PROBLEM:
Lines that contain the string "tareas" are to be copied; leave out all others.

RECORD EXTRACTS:
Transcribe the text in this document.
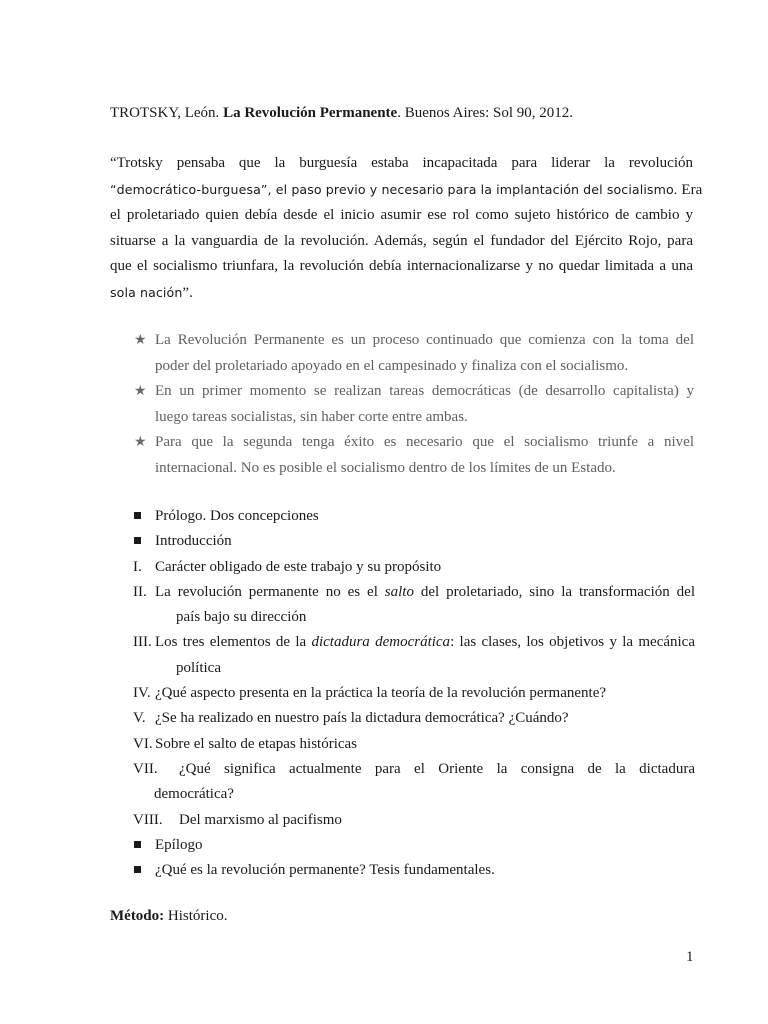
TROTSKY, León. La Revolución Permanente. Buenos Aires: Sol 90, 2012.
“Trotsky pensaba que la burguesía estaba incapacitada para liderar la revolución
“democrático-burguesa”, el paso previo y necesario para la implantación del socialismo. Era
el proletariado quien debía desde el inicio asumir ese rol como sujeto histórico de cambio y
situarse a la vanguardia de la revolución. Además, según el fundador del Ejército Rojo, para
que el socialismo triunfara, la revolución debía internacionalizarse y no quedar limitada a una
sola nación”.
★ La Revolución Permanente es un proceso continuado que comienza con la toma del
poder del proletariado apoyado en el campesinado y finaliza con el socialismo.
★ En un primer momento se realizan tareas democráticas (de desarrollo capitalista) y
luego tareas socialistas, sin haber corte entre ambas.
★ Para que la segunda tenga éxito es necesario que el socialismo triunfe a nivel
internacional. No es posible el socialismo dentro de los límites de un Estado.
Prólogo. Dos concepciones
Introducción
I. Carácter obligado de este trabajo y su propósito
II. La revolución permanente no es el salto del proletariado, sino la transformación del
país bajo su dirección
III. Los tres elementos de la dictadura democrática: las clases, los objetivos y la mecánica
política
IV. ¿Qué aspecto presenta en la práctica la teoría de la revolución permanente?
V. ¿Se ha realizado en nuestro país la dictadura democrática? ¿Cuándo?
VI. Sobre el salto de etapas históricas
VII. ¿Qué significa actualmente para el Oriente la consigna de la dictadura
democrática?
VIII. Del marxismo al pacifismo
Epílogo
¿Qué es la revolución permanente? Tesis fundamentales.
Método: Histórico.
1
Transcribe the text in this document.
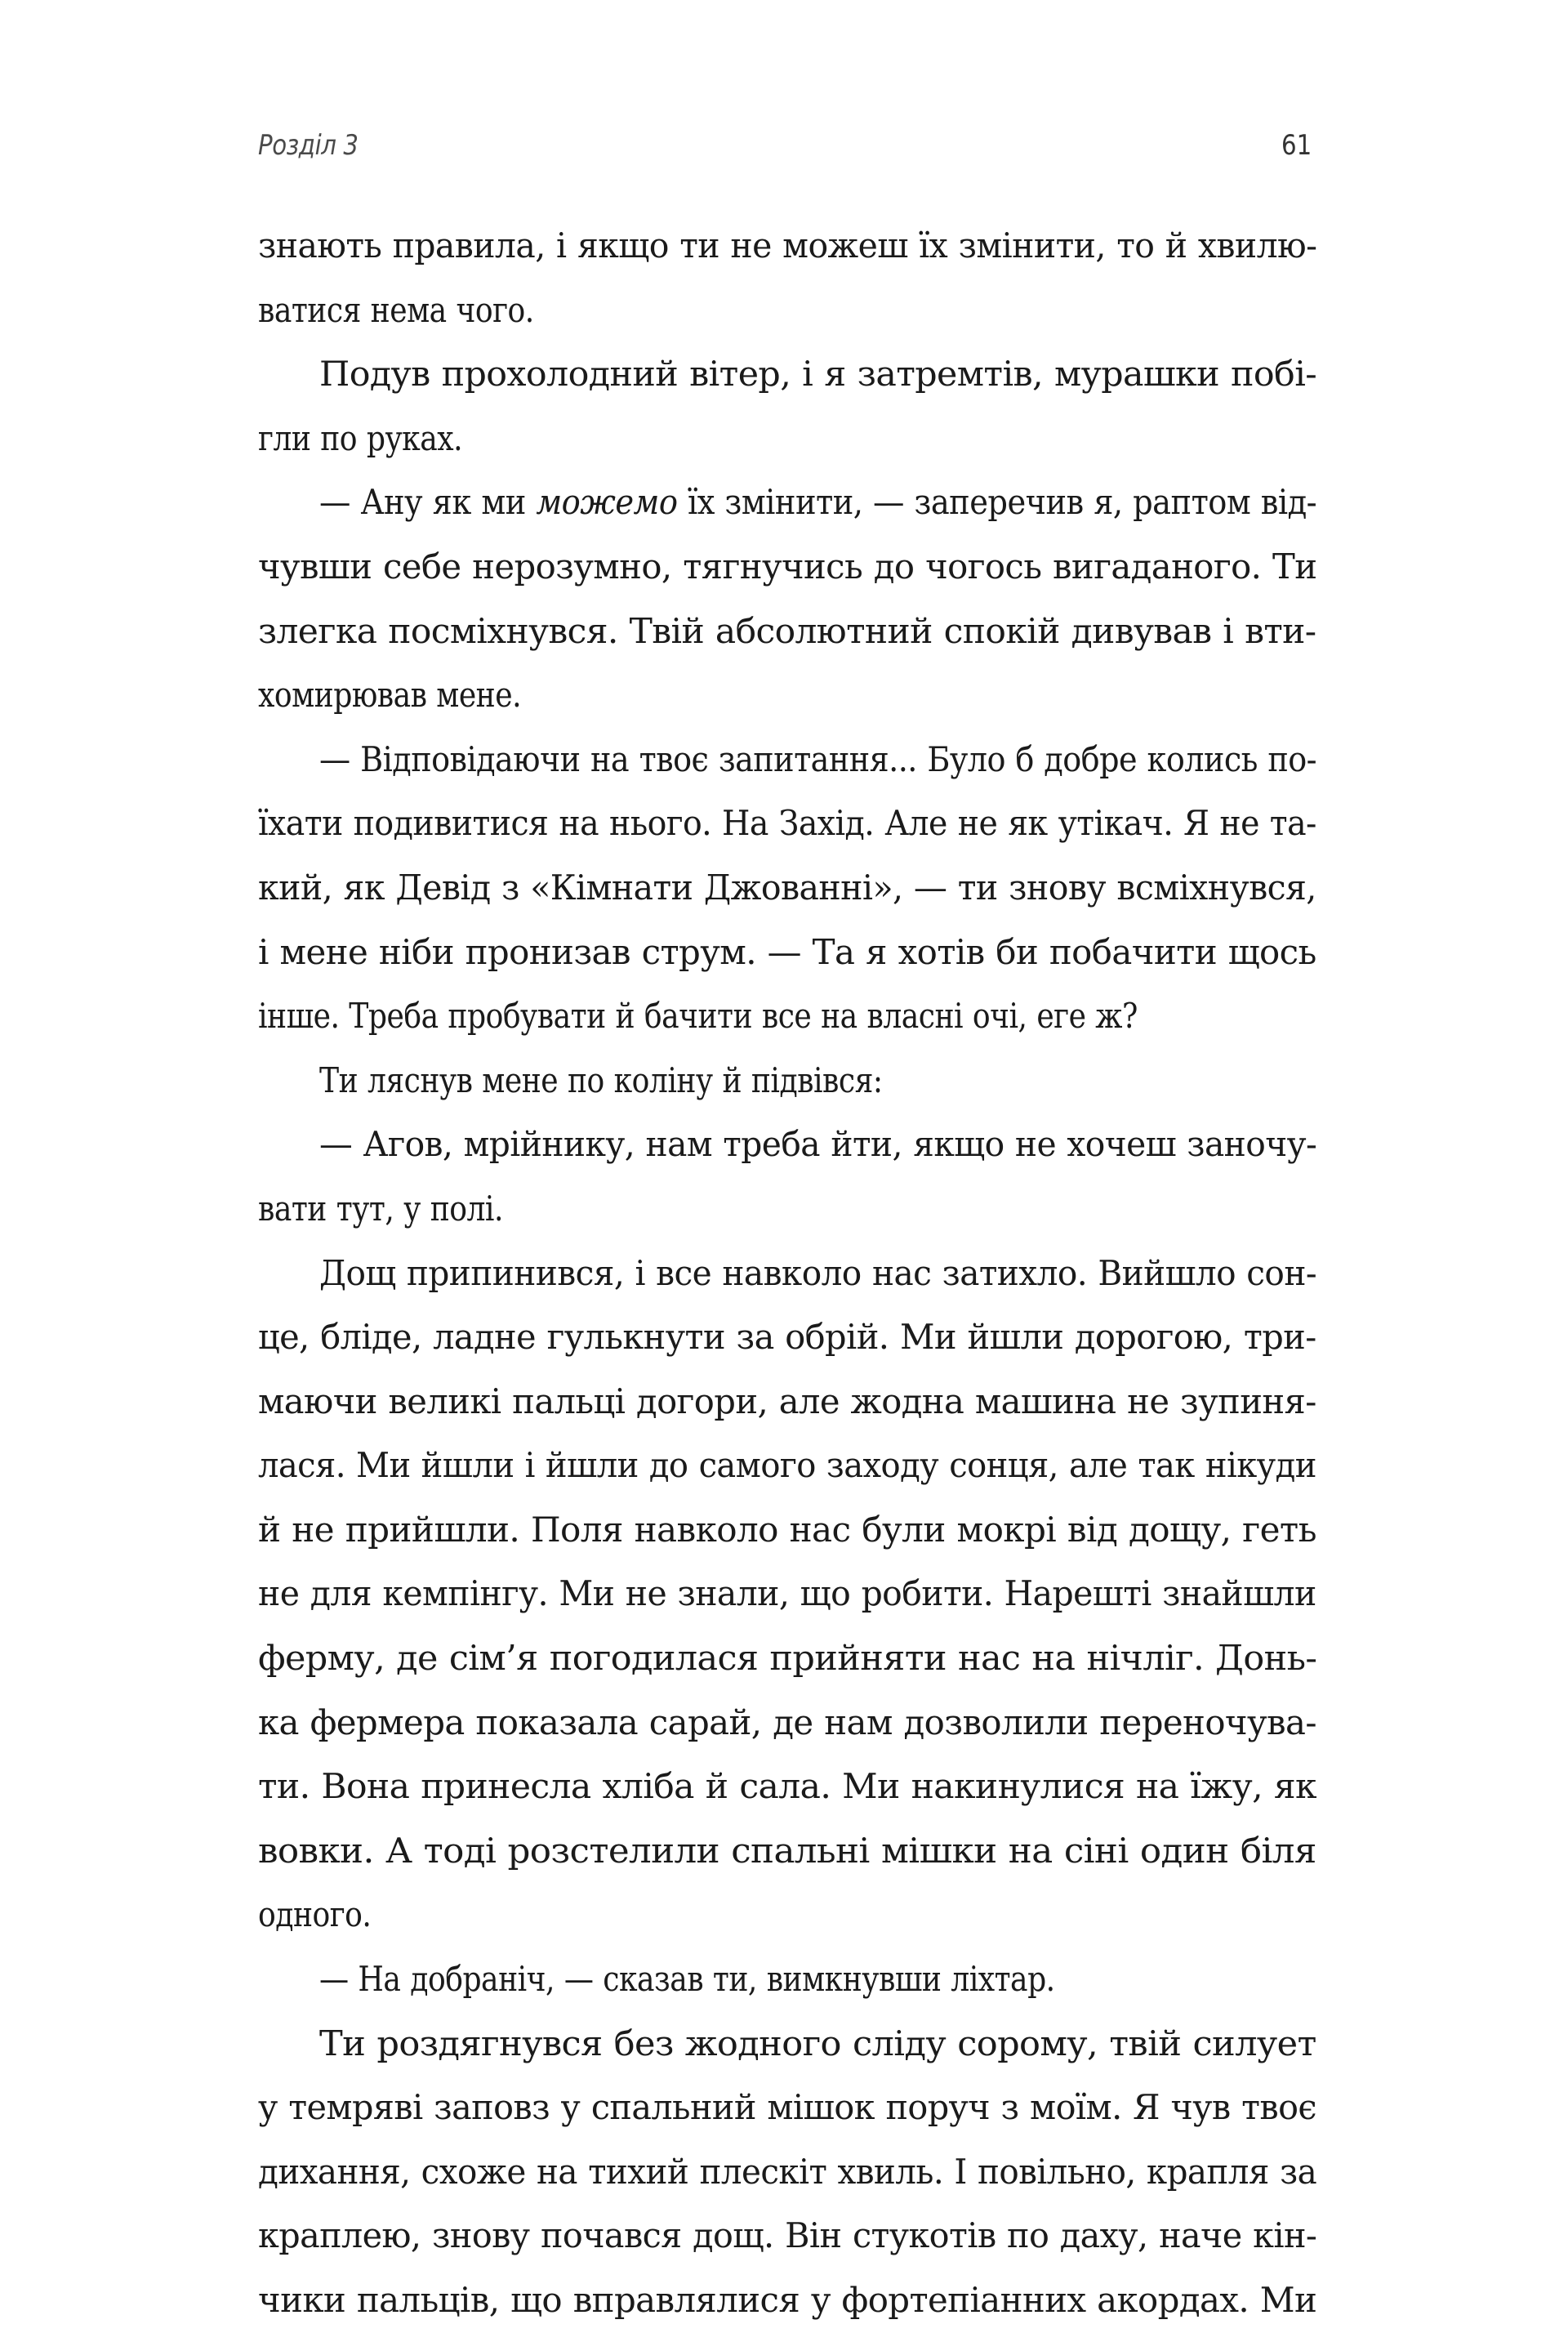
Розділ 3	61
знають правила, і якщо ти не можеш їх змінити, то й хвилю-
ватися нема чого.
Подув прохолодний вітер, і я затремтів, мурашки побі-
гли по руках.
— Ану як ми можемо їх змінити, — заперечив я, раптом від-
чувши себе нерозумно, тягнучись до чогось вигаданого. Ти
злегка посміхнувся. Твій абсолютний спокій дивував і вти-
хомирював мене.
— Відповідаючи на твоє запитання... Було б добре колись по-
їхати подивитися на нього. На Захід. Але не як утікач. Я не та-
кий, як Девід з «Кімнати Джованні», — ти знову всміхнувся,
і мене ніби пронизав струм. — Та я хотів би побачити щось
інше. Треба пробувати й бачити все на власні очі, еге ж?
Ти ляснув мене по коліну й підвівся:
— Агов, мрійнику, нам треба йти, якщо не хочеш заночу-
вати тут, у полі.
Дощ припинився, і все навколо нас затихло. Вийшло сон-
це, бліде, ладне гулькнути за обрій. Ми йшли дорогою, три-
маючи великі пальці догори, але жодна машина не зупиня-
лася. Ми йшли і йшли до самого заходу сонця, але так нікуди
й не прийшли. Поля навколо нас були мокрі від дощу, геть
не для кемпінгу. Ми не знали, що робити. Нарешті знайшли
ферму, де сім’я погодилася прийняти нас на нічліг. Донь-
ка фермера показала сарай, де нам дозволили переночува-
ти. Вона принесла хліба й сала. Ми накинулися на їжу, як
вовки. А тоді розстелили спальні мішки на сіні один біля
одного.
— На добраніч, — сказав ти, вимкнувши ліхтар.
Ти роздягнувся без жодного сліду сорому, твій силует
у темряві заповз у спальний мішок поруч з моїм. Я чув твоє
дихання, схоже на тихий плескіт хвиль. І повільно, крапля за
краплею, знову почався дощ. Він стукотів по даху, наче кін-
чики пальців, що вправлялися у фортепіанних акордах. Ми
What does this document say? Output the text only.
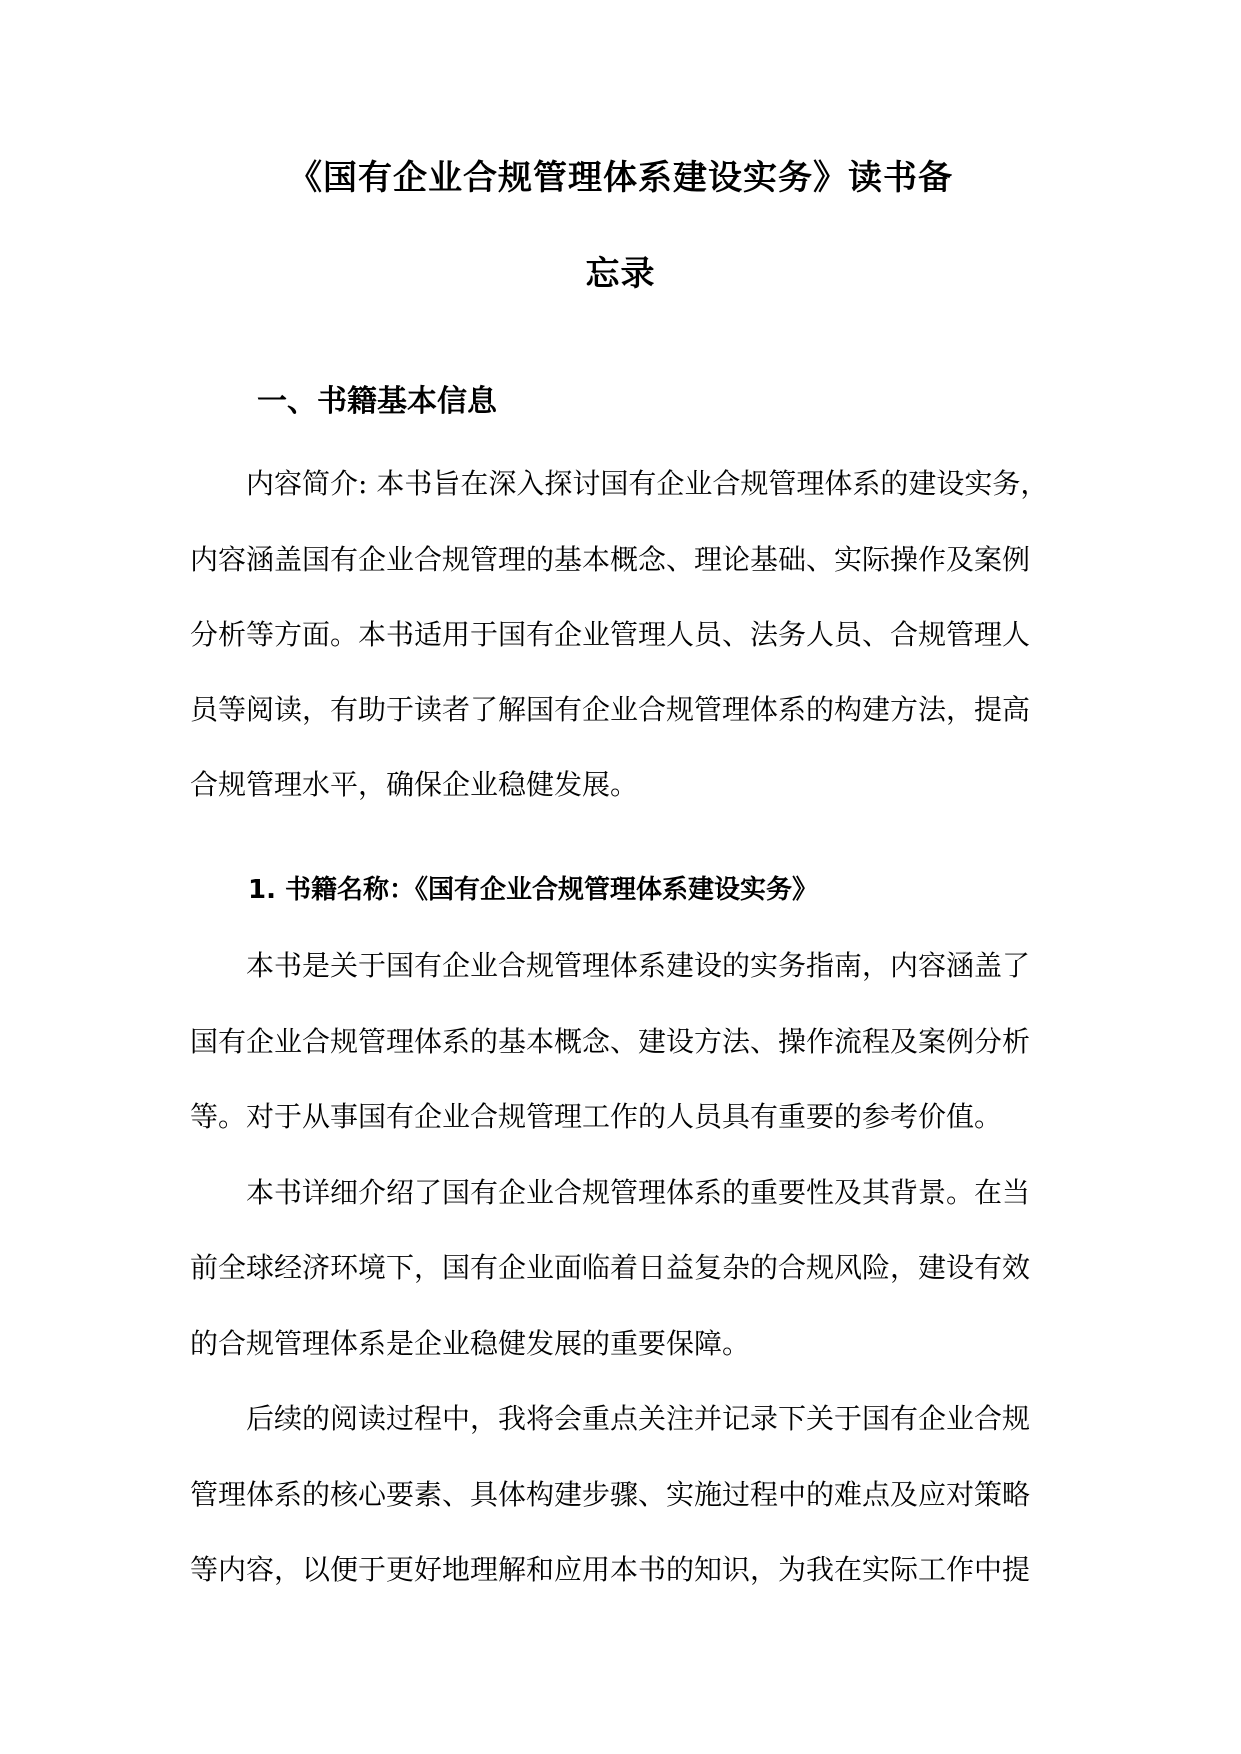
《国有企业合规管理体系建设实务》读书备
忘录
一、书籍基本信息
内容简介: 本书旨在深入探讨国有企业合规管理体系的建设实务，
内容涵盖国有企业合规管理的基本概念、理论基础、实际操作及案例
分析等方面。本书适用于国有企业管理人员、法务人员、合规管理人
员等阅读，有助于读者了解国有企业合规管理体系的构建方法，提高
合规管理水平，确保企业稳健发展。
1. 书籍名称：《国有企业合规管理体系建设实务》
本书是关于国有企业合规管理体系建设的实务指南，内容涵盖了
国有企业合规管理体系的基本概念、建设方法、操作流程及案例分析
等。对于从事国有企业合规管理工作的人员具有重要的参考价值。
本书详细介绍了国有企业合规管理体系的重要性及其背景。在当
前全球经济环境下，国有企业面临着日益复杂的合规风险，建设有效
的合规管理体系是企业稳健发展的重要保障。
后续的阅读过程中，我将会重点关注并记录下关于国有企业合规
管理体系的核心要素、具体构建步骤、实施过程中的难点及应对策略
等内容，以便于更好地理解和应用本书的知识，为我在实际工作中提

ANSWER TO THIS PROBLEM:
★ En un primer momento se realizan tareas democráticas (de desarrollo capitalista) y
luego tareas socialistas, sin haber corte entre ambas.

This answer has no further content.